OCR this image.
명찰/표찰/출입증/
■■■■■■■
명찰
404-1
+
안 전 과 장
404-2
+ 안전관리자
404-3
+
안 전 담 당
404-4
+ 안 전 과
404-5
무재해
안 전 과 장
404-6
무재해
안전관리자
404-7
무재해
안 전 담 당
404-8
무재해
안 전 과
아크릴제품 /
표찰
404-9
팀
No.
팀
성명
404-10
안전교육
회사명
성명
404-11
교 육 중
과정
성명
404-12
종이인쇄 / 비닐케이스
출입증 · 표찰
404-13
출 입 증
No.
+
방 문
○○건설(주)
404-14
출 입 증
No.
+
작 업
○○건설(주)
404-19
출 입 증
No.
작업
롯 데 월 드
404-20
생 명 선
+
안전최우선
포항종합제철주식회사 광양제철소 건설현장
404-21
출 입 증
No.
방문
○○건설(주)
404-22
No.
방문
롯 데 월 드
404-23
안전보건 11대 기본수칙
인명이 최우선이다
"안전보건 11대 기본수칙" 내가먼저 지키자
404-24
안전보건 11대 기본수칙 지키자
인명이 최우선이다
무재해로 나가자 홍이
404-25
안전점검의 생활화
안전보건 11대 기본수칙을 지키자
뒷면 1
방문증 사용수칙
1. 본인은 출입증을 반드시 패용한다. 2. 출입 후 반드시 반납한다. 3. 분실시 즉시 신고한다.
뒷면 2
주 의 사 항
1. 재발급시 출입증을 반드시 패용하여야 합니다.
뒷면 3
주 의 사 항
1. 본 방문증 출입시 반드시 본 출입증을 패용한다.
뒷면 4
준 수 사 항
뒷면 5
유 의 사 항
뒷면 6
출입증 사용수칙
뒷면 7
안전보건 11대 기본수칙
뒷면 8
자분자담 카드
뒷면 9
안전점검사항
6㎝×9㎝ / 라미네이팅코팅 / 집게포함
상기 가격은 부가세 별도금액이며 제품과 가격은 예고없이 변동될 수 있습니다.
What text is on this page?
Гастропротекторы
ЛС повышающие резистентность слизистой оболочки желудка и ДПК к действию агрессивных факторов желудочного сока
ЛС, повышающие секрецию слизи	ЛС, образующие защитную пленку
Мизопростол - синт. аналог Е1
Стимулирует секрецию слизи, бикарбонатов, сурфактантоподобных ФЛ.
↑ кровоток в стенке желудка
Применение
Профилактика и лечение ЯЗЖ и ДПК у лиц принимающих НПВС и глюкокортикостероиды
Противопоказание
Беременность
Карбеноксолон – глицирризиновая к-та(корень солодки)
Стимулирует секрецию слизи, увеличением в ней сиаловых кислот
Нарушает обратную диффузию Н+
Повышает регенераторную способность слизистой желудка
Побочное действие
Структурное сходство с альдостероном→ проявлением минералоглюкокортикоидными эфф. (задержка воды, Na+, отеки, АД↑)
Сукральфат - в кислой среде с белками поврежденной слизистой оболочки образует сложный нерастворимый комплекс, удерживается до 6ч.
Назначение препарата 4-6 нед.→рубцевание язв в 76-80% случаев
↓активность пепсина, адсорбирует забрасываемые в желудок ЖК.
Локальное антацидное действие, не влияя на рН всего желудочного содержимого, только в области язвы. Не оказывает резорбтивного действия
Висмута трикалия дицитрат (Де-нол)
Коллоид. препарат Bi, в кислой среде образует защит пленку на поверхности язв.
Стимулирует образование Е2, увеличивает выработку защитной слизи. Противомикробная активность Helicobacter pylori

#### What you should do
Of all the lines in the material above, how many contain the word "среде"? Give only the count.

#### Complete answer
2